Page images and their text:
———
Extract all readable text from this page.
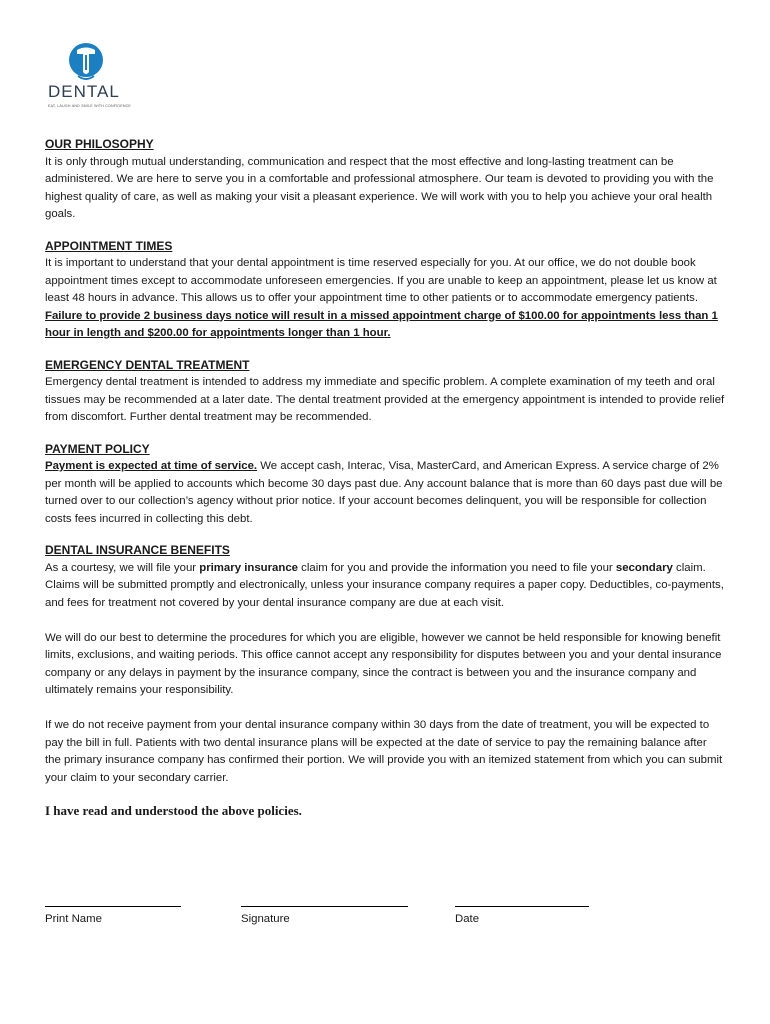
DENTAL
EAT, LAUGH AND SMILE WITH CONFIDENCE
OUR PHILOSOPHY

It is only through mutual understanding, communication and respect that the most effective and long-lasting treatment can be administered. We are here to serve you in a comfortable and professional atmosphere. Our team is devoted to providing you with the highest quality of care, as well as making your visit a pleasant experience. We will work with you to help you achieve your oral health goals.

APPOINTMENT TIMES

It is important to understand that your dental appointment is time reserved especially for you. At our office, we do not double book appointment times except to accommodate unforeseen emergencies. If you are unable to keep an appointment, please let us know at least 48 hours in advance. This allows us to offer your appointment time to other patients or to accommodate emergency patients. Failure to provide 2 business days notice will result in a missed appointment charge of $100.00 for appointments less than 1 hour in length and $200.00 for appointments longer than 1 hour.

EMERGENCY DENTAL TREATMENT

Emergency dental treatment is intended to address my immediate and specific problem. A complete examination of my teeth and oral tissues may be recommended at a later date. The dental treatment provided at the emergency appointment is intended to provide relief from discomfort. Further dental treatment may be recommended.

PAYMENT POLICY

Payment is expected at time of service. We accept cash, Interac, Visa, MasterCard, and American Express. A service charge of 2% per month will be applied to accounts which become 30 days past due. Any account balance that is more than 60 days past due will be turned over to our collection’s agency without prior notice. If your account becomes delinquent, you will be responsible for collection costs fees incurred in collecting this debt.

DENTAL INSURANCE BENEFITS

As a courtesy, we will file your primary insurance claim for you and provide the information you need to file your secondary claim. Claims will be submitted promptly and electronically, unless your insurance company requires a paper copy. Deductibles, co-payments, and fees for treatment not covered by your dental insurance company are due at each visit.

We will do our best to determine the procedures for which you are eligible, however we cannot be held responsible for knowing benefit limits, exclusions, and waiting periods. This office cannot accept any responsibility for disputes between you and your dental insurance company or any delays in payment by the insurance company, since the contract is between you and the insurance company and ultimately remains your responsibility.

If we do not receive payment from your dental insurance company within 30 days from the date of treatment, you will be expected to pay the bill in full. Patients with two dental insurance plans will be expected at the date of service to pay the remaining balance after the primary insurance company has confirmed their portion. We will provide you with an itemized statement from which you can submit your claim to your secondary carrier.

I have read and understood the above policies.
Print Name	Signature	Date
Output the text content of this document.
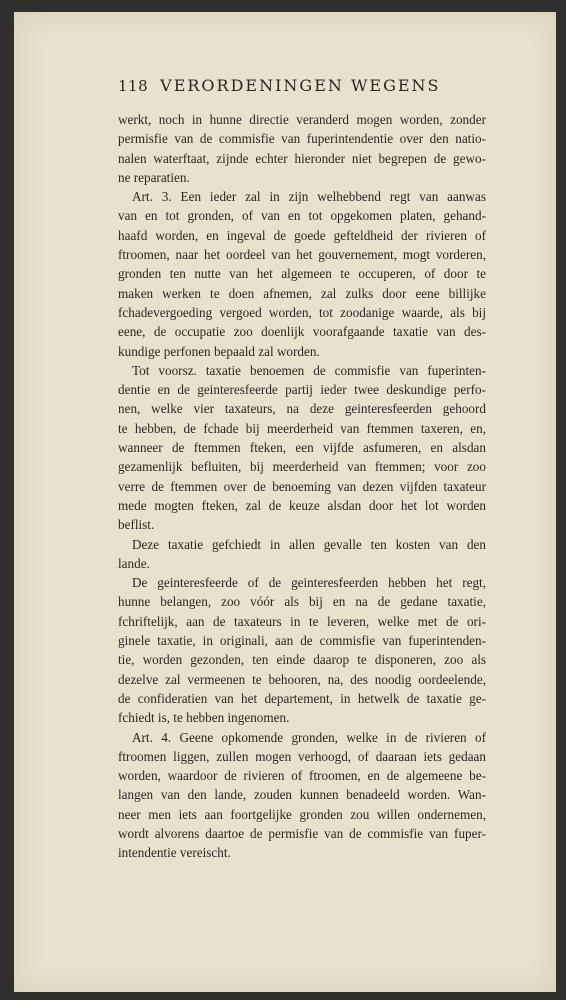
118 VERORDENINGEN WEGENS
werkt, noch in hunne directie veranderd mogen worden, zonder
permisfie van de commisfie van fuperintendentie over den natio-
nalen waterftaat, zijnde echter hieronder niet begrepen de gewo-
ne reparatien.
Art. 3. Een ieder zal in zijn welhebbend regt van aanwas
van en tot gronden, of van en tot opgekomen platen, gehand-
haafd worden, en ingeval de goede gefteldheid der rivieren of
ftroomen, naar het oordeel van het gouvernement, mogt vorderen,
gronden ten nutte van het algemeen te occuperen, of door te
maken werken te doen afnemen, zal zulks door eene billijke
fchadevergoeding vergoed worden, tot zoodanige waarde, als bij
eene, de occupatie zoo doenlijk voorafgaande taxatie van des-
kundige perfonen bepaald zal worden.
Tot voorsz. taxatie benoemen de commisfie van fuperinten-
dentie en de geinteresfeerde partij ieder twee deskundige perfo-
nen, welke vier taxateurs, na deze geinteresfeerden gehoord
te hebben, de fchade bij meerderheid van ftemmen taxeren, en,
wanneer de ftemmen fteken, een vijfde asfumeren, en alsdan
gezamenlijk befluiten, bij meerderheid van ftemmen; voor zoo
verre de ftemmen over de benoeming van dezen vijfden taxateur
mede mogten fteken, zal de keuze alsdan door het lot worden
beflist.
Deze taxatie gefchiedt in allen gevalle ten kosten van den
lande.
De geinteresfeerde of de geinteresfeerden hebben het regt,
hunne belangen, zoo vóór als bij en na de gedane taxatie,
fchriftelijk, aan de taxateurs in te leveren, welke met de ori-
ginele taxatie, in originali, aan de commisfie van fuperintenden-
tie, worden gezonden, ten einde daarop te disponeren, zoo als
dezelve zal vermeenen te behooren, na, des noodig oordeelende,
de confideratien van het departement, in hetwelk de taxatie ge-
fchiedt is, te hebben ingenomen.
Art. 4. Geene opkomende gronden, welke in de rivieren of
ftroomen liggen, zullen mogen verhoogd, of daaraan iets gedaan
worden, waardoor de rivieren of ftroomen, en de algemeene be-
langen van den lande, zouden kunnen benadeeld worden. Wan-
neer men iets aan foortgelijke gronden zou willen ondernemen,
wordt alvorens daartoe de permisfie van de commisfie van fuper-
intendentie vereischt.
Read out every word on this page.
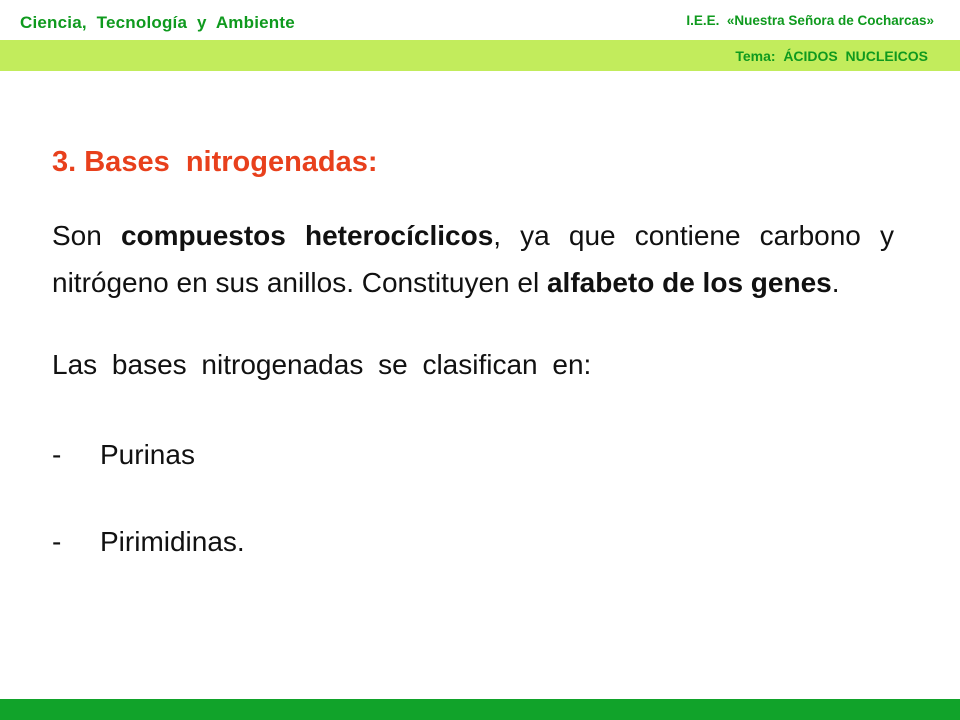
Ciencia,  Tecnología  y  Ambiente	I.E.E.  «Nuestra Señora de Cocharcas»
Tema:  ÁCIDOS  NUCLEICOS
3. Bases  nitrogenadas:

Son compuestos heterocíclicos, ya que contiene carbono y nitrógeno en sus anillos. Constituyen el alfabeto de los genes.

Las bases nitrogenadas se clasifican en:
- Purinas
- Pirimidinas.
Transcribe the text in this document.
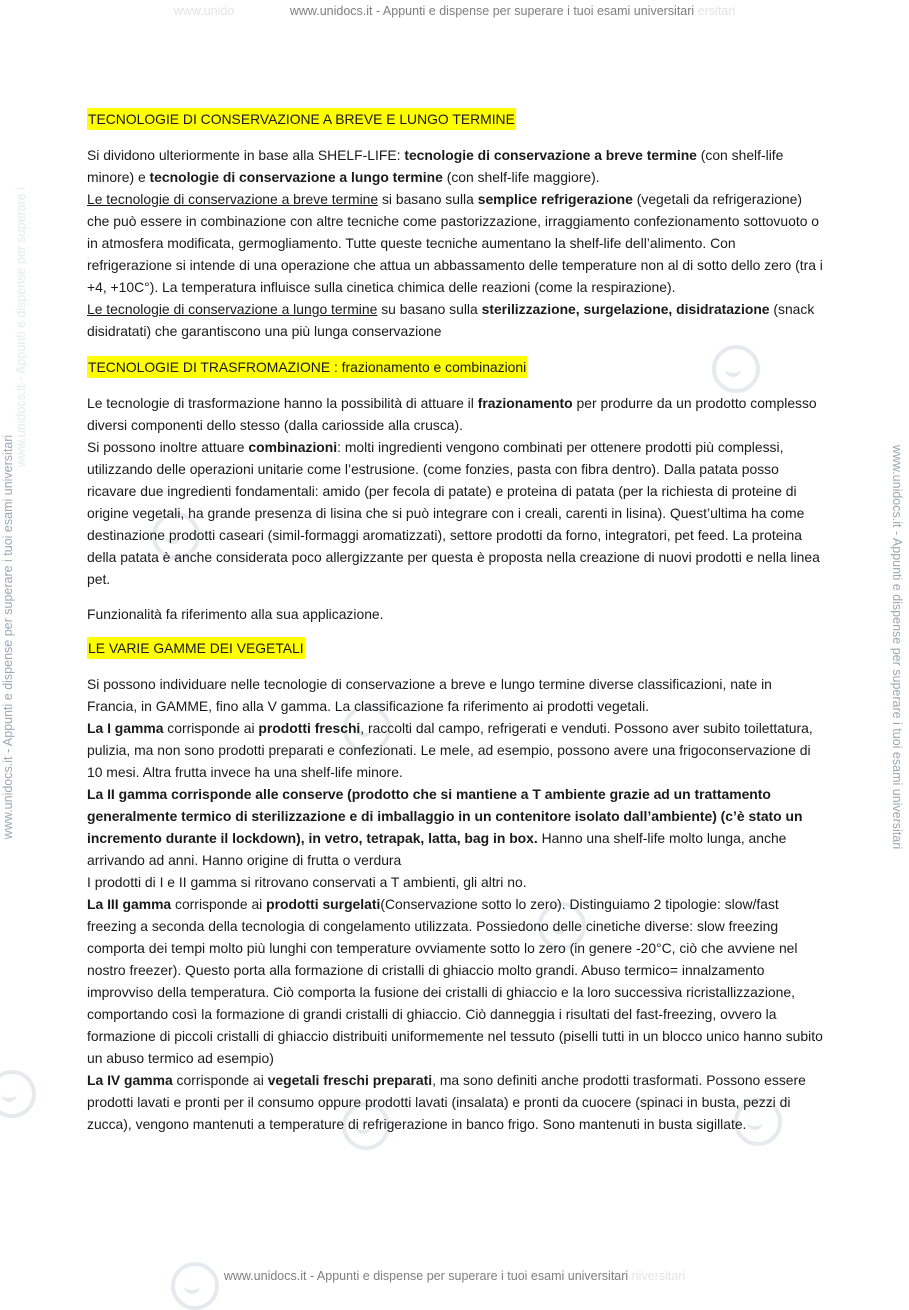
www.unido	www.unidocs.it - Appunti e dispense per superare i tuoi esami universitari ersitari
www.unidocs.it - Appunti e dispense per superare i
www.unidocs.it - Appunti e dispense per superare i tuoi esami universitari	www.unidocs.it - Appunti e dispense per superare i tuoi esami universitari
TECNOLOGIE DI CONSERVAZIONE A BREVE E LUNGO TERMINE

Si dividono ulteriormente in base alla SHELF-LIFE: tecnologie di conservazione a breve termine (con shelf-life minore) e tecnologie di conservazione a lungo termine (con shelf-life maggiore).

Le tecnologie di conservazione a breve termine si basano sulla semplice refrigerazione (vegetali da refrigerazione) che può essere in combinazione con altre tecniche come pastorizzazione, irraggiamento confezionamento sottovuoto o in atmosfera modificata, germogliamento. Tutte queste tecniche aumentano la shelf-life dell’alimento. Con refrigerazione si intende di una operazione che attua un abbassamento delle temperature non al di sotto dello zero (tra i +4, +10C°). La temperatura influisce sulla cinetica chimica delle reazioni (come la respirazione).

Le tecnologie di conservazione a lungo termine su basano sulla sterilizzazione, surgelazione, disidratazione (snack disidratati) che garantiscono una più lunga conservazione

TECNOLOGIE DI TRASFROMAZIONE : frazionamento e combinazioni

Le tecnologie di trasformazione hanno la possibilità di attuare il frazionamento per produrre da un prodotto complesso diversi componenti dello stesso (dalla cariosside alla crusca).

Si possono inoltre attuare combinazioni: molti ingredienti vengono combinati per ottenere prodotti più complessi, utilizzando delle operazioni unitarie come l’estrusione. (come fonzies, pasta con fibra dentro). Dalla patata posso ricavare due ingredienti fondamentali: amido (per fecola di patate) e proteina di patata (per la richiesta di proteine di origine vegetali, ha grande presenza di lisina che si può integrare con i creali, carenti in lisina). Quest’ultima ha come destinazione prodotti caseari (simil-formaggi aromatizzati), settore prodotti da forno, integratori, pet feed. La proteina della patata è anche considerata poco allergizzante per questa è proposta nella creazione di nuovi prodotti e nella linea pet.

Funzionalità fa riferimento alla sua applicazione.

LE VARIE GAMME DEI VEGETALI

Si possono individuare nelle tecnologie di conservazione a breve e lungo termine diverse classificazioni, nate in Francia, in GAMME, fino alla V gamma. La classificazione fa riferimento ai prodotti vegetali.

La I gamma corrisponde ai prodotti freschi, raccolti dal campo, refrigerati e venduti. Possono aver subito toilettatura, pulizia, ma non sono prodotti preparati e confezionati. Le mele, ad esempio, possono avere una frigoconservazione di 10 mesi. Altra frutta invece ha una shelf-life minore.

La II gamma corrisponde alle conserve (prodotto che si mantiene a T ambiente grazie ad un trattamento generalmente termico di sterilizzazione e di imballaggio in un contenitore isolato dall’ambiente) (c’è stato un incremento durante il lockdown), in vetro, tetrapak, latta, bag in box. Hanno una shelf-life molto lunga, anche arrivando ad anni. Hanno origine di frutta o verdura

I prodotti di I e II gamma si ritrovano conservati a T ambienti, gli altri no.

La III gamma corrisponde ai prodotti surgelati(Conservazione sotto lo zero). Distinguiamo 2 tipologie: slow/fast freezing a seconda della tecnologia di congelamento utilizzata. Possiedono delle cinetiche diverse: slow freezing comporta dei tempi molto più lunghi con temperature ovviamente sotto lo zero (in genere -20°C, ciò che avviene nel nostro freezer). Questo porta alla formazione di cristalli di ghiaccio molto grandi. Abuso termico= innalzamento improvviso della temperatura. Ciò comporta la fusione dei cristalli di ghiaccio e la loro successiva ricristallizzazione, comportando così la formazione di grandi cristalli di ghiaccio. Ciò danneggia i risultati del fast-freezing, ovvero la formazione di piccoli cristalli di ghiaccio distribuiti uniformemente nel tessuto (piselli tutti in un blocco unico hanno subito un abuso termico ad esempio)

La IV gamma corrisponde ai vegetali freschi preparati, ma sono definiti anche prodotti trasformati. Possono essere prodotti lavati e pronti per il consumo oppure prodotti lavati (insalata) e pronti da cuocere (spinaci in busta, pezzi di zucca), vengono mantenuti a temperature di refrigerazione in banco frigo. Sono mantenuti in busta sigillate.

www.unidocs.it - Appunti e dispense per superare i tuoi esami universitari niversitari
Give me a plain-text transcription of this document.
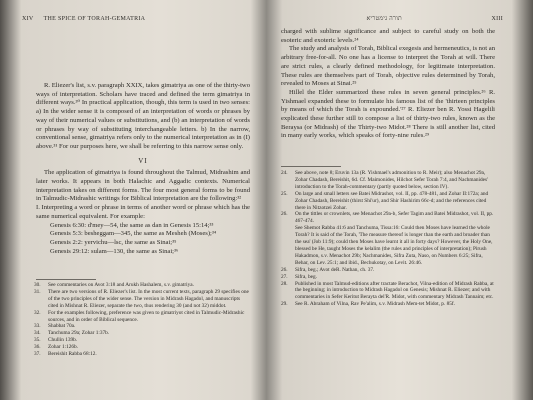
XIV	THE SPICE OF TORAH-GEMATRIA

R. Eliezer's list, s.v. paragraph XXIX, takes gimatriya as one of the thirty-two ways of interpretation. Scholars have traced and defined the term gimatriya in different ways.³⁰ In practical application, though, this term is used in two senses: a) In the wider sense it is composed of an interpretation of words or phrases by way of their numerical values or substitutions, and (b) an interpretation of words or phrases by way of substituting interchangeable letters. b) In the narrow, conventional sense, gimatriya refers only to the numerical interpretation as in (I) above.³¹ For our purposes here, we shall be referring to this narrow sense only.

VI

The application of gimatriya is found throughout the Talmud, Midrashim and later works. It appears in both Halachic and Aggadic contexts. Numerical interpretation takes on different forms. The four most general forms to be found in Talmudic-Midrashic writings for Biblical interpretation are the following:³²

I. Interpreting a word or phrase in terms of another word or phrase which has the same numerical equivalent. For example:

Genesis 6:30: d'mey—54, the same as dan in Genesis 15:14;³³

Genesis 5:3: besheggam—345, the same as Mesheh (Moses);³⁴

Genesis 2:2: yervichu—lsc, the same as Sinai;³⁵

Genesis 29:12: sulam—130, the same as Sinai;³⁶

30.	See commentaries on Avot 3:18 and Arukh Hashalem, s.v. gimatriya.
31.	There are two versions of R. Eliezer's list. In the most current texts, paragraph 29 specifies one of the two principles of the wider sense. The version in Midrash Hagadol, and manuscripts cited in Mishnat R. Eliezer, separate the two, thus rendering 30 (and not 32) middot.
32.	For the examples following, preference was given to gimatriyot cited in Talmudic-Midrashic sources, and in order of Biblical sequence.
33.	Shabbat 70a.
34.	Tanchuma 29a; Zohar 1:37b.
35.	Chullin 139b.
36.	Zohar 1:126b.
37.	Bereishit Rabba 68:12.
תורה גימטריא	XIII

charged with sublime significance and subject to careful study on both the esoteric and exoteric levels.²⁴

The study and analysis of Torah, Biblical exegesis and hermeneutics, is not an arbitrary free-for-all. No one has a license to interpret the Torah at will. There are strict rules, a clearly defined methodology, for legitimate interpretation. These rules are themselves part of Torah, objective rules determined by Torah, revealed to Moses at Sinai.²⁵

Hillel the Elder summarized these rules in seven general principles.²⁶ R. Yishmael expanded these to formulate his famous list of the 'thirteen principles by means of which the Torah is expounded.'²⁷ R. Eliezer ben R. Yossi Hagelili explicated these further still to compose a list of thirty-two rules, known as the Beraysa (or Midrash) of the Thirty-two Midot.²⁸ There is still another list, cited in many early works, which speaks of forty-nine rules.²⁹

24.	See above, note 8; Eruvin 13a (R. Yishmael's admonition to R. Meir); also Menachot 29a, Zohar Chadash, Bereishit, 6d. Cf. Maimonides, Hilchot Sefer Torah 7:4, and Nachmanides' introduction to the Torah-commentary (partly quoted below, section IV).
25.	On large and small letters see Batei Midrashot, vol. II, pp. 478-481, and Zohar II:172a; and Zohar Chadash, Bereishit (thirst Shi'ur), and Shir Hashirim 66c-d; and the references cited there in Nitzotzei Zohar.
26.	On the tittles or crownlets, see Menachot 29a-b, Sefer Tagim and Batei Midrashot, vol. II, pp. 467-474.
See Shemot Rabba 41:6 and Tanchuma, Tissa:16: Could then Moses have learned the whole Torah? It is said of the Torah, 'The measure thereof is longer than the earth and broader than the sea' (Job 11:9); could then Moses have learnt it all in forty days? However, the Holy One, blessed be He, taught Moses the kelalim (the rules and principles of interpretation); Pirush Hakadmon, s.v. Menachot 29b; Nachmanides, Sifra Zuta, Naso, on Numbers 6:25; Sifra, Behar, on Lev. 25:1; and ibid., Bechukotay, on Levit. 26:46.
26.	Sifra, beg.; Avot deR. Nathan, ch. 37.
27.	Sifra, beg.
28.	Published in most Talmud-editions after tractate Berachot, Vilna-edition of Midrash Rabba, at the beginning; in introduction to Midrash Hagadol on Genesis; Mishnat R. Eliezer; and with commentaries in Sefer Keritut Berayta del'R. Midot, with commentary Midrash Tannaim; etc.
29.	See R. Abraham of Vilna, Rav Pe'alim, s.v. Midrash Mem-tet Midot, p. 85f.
———
## Task objective
Select every line in the records above that contains the word "diverse".

## Exercise output
Si possono individuare nelle tecnologie di conservazione a breve e lungo termine diverse classificazioni, nate in Francia, in GAMME, fino alla V gamma. La classificazione fa riferimento ai prodotti vegetali.
La III gamma corrisponde ai prodotti surgelati(Conservazione sotto lo zero). Distinguiamo 2 tipologie: slow/fast freezing a seconda della tecnologia di congelamento utilizzata. Possiedono delle cinetiche diverse: slow freezing comporta dei tempi molto più lunghi con temperature ovviamente sotto lo zero (in genere -20°C, ciò che avviene nel nostro freezer). Questo porta alla formazione di cristalli di ghiaccio molto grandi. Abuso termico= innalzamento improvviso della temperatura. Ciò comporta la fusione dei cristalli di ghiaccio e la loro successiva ricristallizzazione, comportando così la formazione di grandi cristalli di ghiaccio. Ciò danneggia i risultati del fast-freezing, ovvero la formazione di piccoli cristalli di ghiaccio distribuiti uniformemente nel tessuto (piselli tutti in un blocco unico hanno subito un abuso termico ad esempio)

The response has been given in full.